-- start GIVEN DATA --

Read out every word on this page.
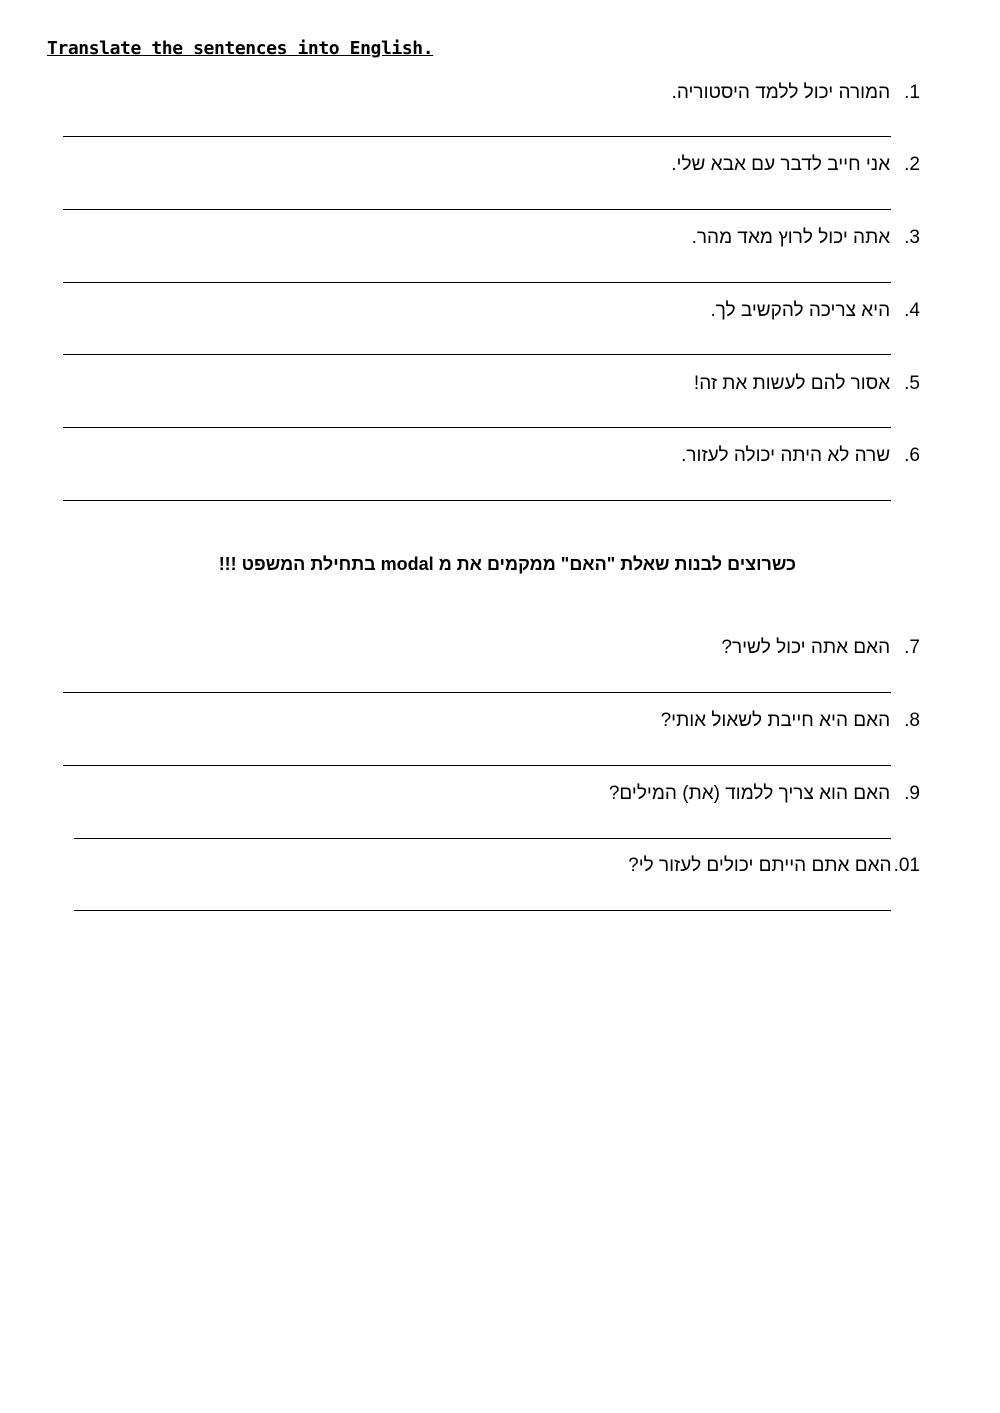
Translate the sentences into English.
.1המורה יכול ללמד היסטוריה.
.2אני חייב לדבר עם אבא שלי.
.3אתה יכול לרוץ מאד מהר.
.4היא צריכה להקשיב לך.
.5אסור להם לעשות את זה!
.6שרה לא היתה יכולה לעזור.
כשרוצים לבנות שאלת "האם" ממקמים את מ modal בתחילת המשפט !!!
.7האם אתה יכול לשיר?
.8האם היא חייבת לשאול אותי?
.9האם הוא צריך ללמוד (את) המילים?
.01האם אתם הייתם יכולים לעזור לי?
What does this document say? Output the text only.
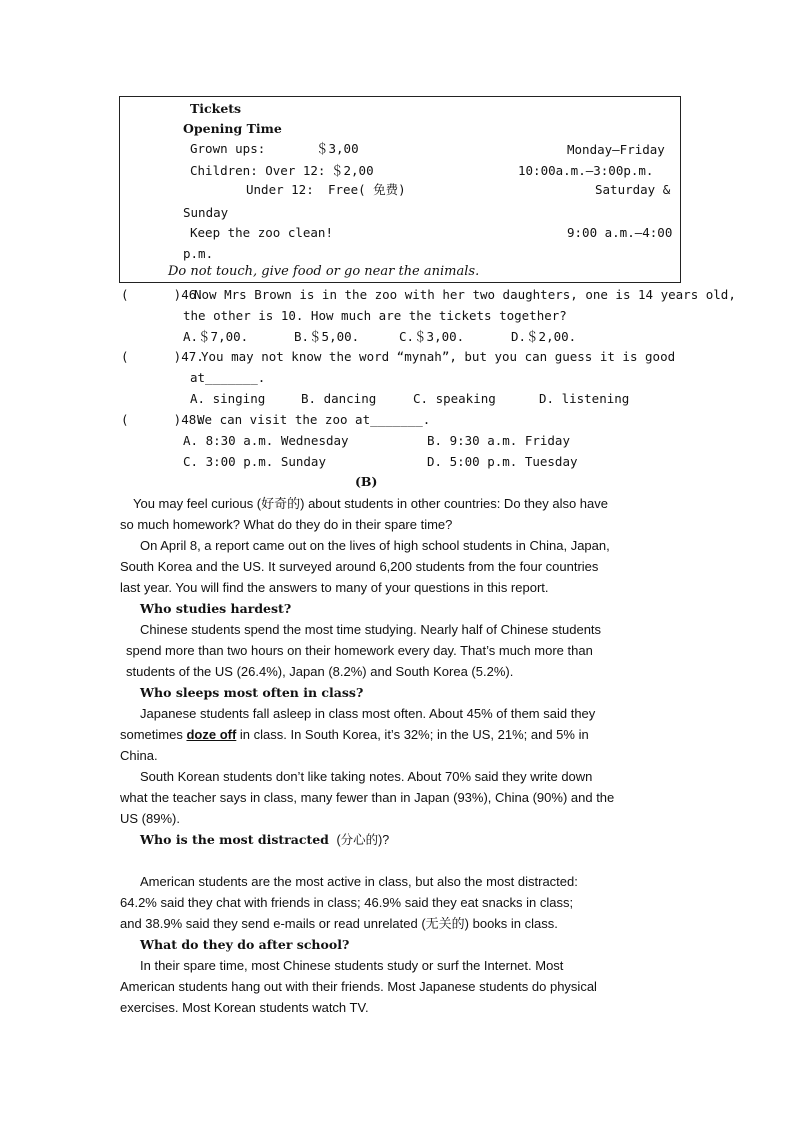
Tickets
Opening Time
Grown ups:	＄3,00	Monday—Friday
Children: Over 12: ＄2,00	10:00a.m.—3:00p.m.
Under 12: Free( 免费)	Saturday &
Sunday
Keep the zoo clean!	9:00 a.m.—4:00
p.m.
Do not touch, give food or go near the animals.
(      )46.
Now Mrs Brown is in the zoo with her two daughters, one is 14 years old,
the other is 10. How much are the tickets together?
A.＄7,00.	B.＄5,00.	C.＄3,00.	D.＄2,00.
(      )47.
You may not know the word “mynah”, but you can guess it is good
at_______.
A. singing	B. dancing	C. speaking	D. listening
(      )48.
We can visit the zoo at_______.
A. 8:30 a.m. Wednesday	B. 9:30 a.m. Friday
C. 3:00 p.m. Sunday	D. 5:00 p.m. Tuesday
(B)
You may feel curious (好奇的) about students in other countries: Do they also have
so much homework? What do they do in their spare time?
On April 8, a report came out on the lives of high school students in China, Japan,
South Korea and the US. It surveyed around 6,200 students from the four countries
last year. You will find the answers to many of your questions in this report.
Who studies hardest?
Chinese students spend the most time studying. Nearly half of Chinese students
spend more than two hours on their homework every day. That’s much more than
students of the US (26.4%), Japan (8.2%) and South Korea (5.2%).
Who sleeps most often in class?
Japanese students fall asleep in class most often. About 45% of them said they
sometimes doze off in class. In South Korea, it’s 32%; in the US, 21%; and 5% in
China.
South Korean students don’t like taking notes. About 70% said they write down
what the teacher says in class, many fewer than in Japan (93%), China (90%) and the
US (89%).
Who is the most distracted (分心的)?
American students are the most active in class, but also the most distracted:
64.2% said they chat with friends in class; 46.9% said they eat snacks in class;
and 38.9% said they send e-mails or read unrelated (无关的) books in class.
What do they do after school?
In their spare time, most Chinese students study or surf the Internet. Most
American students hang out with their friends. Most Japanese students do physical
exercises. Most Korean students watch TV.
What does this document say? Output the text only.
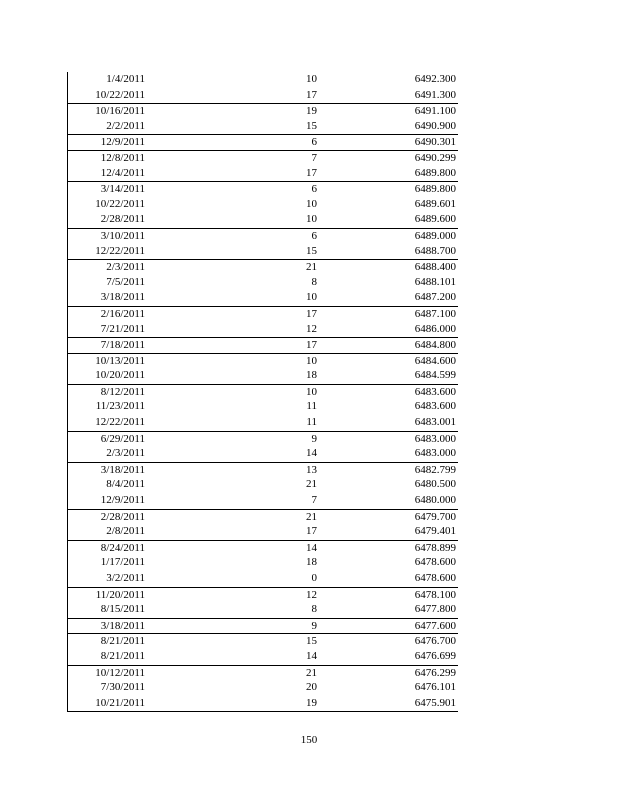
1/4/2011	10	6492.300
10/22/2011	17	6491.300
10/16/2011	19	6491.100
2/2/2011	15	6490.900
12/9/2011	6	6490.301
12/8/2011	7	6490.299
12/4/2011	17	6489.800
3/14/2011	6	6489.800
10/22/2011	10	6489.601
2/28/2011	10	6489.600
3/10/2011	6	6489.000
12/22/2011	15	6488.700
2/3/2011	21	6488.400
7/5/2011	8	6488.101
3/18/2011	10	6487.200
2/16/2011	17	6487.100
7/21/2011	12	6486.000
7/18/2011	17	6484.800
10/13/2011	10	6484.600
10/20/2011	18	6484.599
8/12/2011	10	6483.600
11/23/2011	11	6483.600
12/22/2011	11	6483.001
6/29/2011	9	6483.000
2/3/2011	14	6483.000
3/18/2011	13	6482.799
8/4/2011	21	6480.500
12/9/2011	7	6480.000
2/28/2011	21	6479.700
2/8/2011	17	6479.401
8/24/2011	14	6478.899
1/17/2011	18	6478.600
3/2/2011	0	6478.600
11/20/2011	12	6478.100
8/15/2011	8	6477.800
3/18/2011	9	6477.600
8/21/2011	15	6476.700
8/21/2011	14	6476.699
10/12/2011	21	6476.299
7/30/2011	20	6476.101
10/21/2011	19	6475.901
150
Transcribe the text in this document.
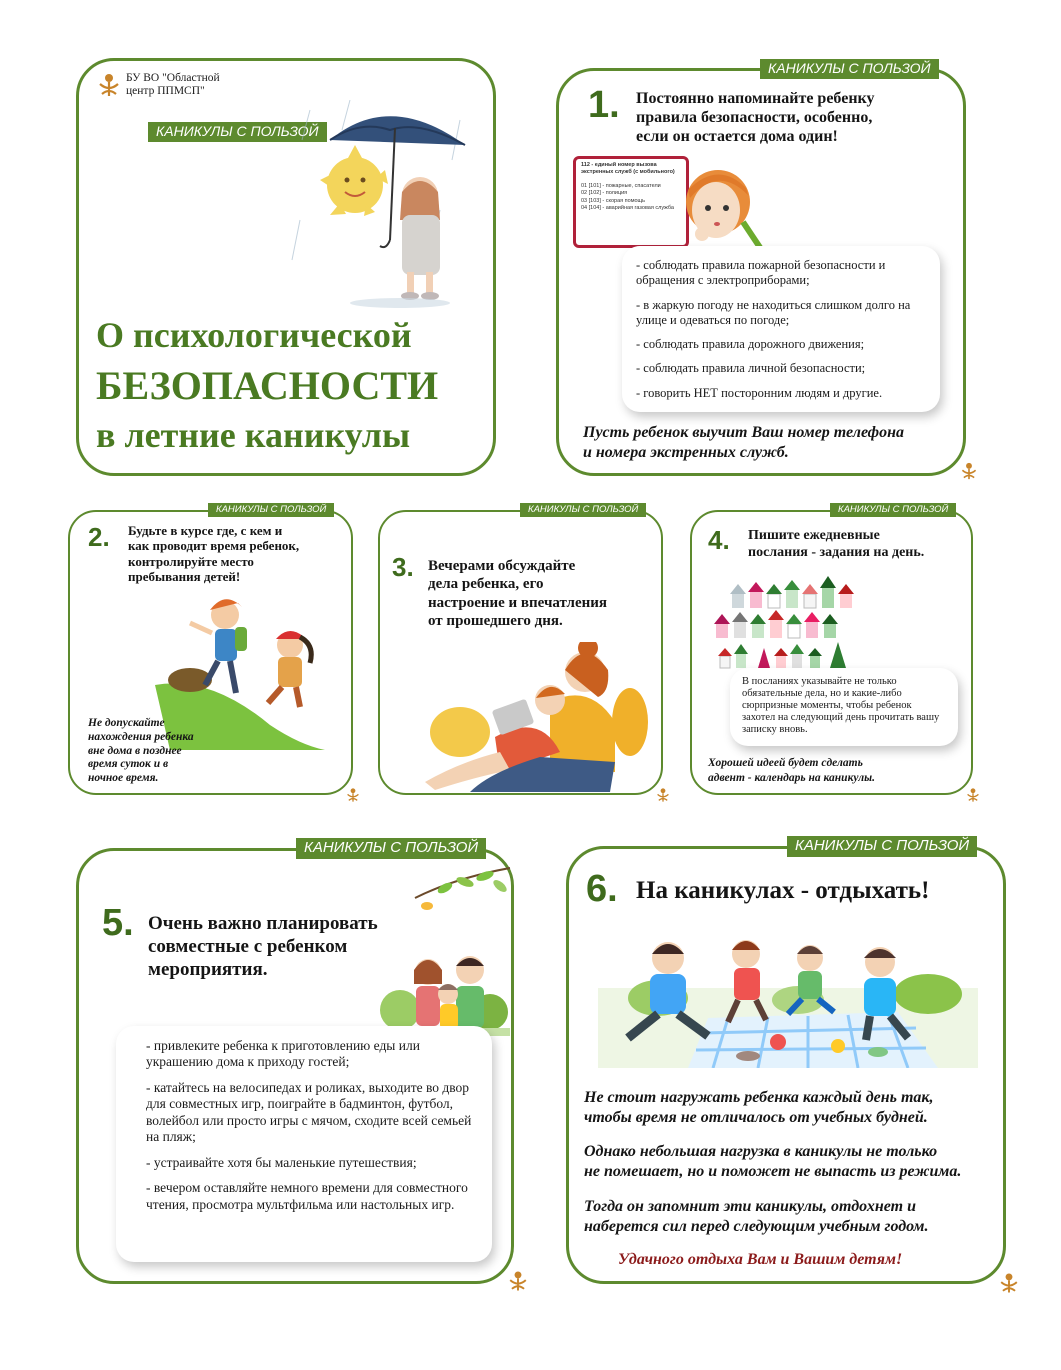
БУ ВО "Областной
центр ППМСП"
КАНИКУЛЫ С ПОЛЬЗОЙ
О психологической
БЕЗОПАСНОСТИ
в летние каникулы
КАНИКУЛЫ С ПОЛЬЗОЙ
1. Постоянно напоминайте ребенку
правила безопасности, особенно,
если он остается дома один!
112 - единый номер вызова экстренных служб (с мобильного)
01 [101] - пожарные, спасатели
02 [102] - полиция
03 [103] - скорая помощь
04 [104] - аварийная газовая служба

- соблюдать правила пожарной безопасности и обращения с электроприборами;

- в жаркую погоду не находиться слишком долго на улице и одеваться по погоде;

- соблюдать правила дорожного движения;

- соблюдать правила личной безопасности;

- говорить НЕТ посторонним людям и другие.

Пусть ребенок выучит Ваш номер телефона
и номера экстренных служб.
КАНИКУЛЫ С ПОЛЬЗОЙ
2. Будьте в курсе где, с кем и
как проводит время ребенок,
контролируйте место
пребывания детей!
Не допускайте
нахождения ребенка
вне дома в позднее
время суток и в
ночное время.
КАНИКУЛЫ С ПОЛЬЗОЙ
3. Вечерами обсуждайте
дела ребенка, его
настроение и впечатления
от прошедшего дня.
КАНИКУЛЫ С ПОЛЬЗОЙ
4. Пишите ежедневные
послания - задания на день.
В посланиях указывайте не только обязательные дела, но и какие-либо сюрпризные моменты, чтобы ребенок захотел на следующий день прочитать вашу записку вновь.
Хорошей идеей будет сделать
адвент - календарь на каникулы.
КАНИКУЛЫ С ПОЛЬЗОЙ
5. Очень важно планировать
совместные с ребенком
мероприятия.

- привлеките ребенка к приготовлению еды или украшению дома к приходу гостей;

- катайтесь на велосипедах и роликах, выходите во двор для совместных игр, поиграйте в бадминтон, футбол, волейбол или просто игры с мячом, сходите всей семьей на пляж;

- устраивайте хотя бы маленькие путешествия;

- вечером оставляйте немного времени для совместного чтения, просмотра мультфильма или настольных игр.

КАНИКУЛЫ С ПОЛЬЗОЙ
6. На каникулах - отдыхать!
Не стоит нагружать ребенка каждый день так,
чтобы время не отличалось от учебных будней.
Однако небольшая нагрузка в каникулы не только
не помешает, но и поможет не выпасть из режима.
Тогда он запомнит эти каникулы, отдохнет и
наберется сил перед следующим учебным годом.
Удачного отдыха Вам и Вашим детям!
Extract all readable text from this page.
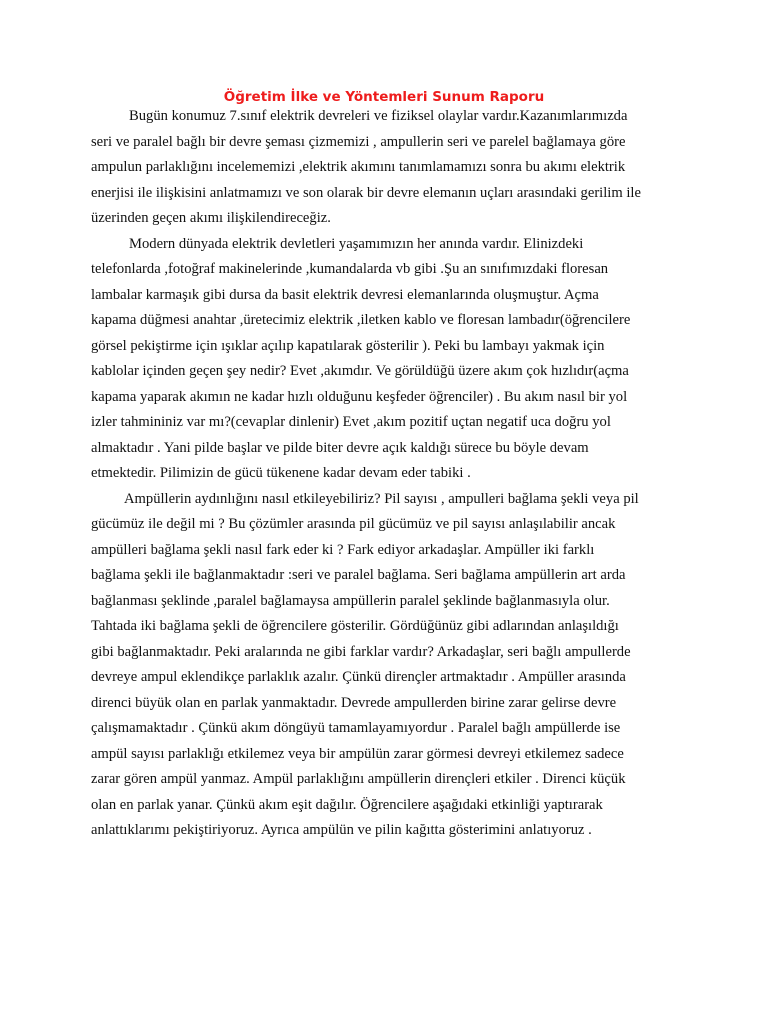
Öğretim İlke ve Yöntemleri Sunum Raporu

Bugün konumuz 7.sınıf elektrik devreleri ve fiziksel olaylar vardır.Kazanımlarımızda
seri ve paralel bağlı bir devre şeması çizmemizi , ampullerin seri ve parelel bağlamaya göre
ampulun parlaklığını incelememizi ,elektrik akımını tanımlamamızı sonra bu akımı elektrik
enerjisi ile ilişkisini anlatmamızı ve son olarak bir devre elemanın uçları arasındaki gerilim ile
üzerinden geçen akımı ilişkilendireceğiz.

Modern dünyada elektrik devletleri yaşamımızın her anında vardır. Elinizdeki
telefonlarda ,fotoğraf makinelerinde ,kumandalarda vb gibi .Şu an sınıfımızdaki floresan
lambalar karmaşık gibi dursa da basit elektrik devresi elemanlarında oluşmuştur. Açma
kapama düğmesi anahtar ,üretecimiz elektrik ,iletken kablo ve floresan lambadır(öğrencilere
görsel pekiştirme için ışıklar açılıp kapatılarak gösterilir ). Peki bu lambayı yakmak için
kablolar içinden geçen şey nedir? Evet ,akımdır. Ve görüldüğü üzere akım çok hızlıdır(açma
kapama yaparak akımın ne kadar hızlı olduğunu keşfeder öğrenciler) . Bu akım nasıl bir yol
izler tahmininiz var mı?(cevaplar dinlenir) Evet ,akım pozitif uçtan negatif uca doğru yol
almaktadır . Yani pilde başlar ve pilde biter devre açık kaldığı sürece bu böyle devam
etmektedir. Pilimizin de gücü tükenene kadar devam eder tabiki .

Ampüllerin aydınlığını nasıl etkileyebiliriz? Pil sayısı , ampulleri bağlama şekli veya pil
gücümüz ile değil mi ? Bu çözümler arasında pil gücümüz ve pil sayısı anlaşılabilir ancak
ampülleri bağlama şekli nasıl fark eder ki ? Fark ediyor arkadaşlar. Ampüller iki farklı
bağlama şekli ile bağlanmaktadır :seri ve paralel bağlama. Seri bağlama ampüllerin art arda
bağlanması şeklinde ,paralel bağlamaysa ampüllerin paralel şeklinde bağlanmasıyla olur.
Tahtada iki bağlama şekli de öğrencilere gösterilir. Gördüğünüz gibi adlarından anlaşıldığı
gibi bağlanmaktadır. Peki aralarında ne gibi farklar vardır? Arkadaşlar, seri bağlı ampullerde
devreye ampul eklendikçe parlaklık azalır. Çünkü dirençler artmaktadır . Ampüller arasında
direnci büyük olan en parlak yanmaktadır. Devrede ampullerden birine zarar gelirse devre
çalışmamaktadır . Çünkü akım döngüyü tamamlayamıyordur . Paralel bağlı ampüllerde ise
ampül sayısı parlaklığı etkilemez veya bir ampülün zarar görmesi devreyi etkilemez sadece
zarar gören ampül yanmaz. Ampül parlaklığını ampüllerin dirençleri etkiler . Direnci küçük
olan en parlak yanar. Çünkü akım eşit dağılır. Öğrencilere aşağıdaki etkinliği yaptırarak
anlattıklarımı pekiştiriyoruz. Ayrıca ampülün ve pilin kağıtta gösterimini anlatıyoruz .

-- end GIVEN DATA --

**WHAT THE EXERCISE ASKS**
Scan the material above. Copy each line where "Çünkü" occurs.

**COMPLETE ANSWER**
devreye ampul eklendikçe parlaklık azalır. Çünkü dirençler artmaktadır . Ampüller arasında
çalışmamaktadır . Çünkü akım döngüyü tamamlayamıyordur . Paralel bağlı ampüllerde ise
olan en parlak yanar. Çünkü akım eşit dağılır. Öğrencilere aşağıdaki etkinliği yaptırarak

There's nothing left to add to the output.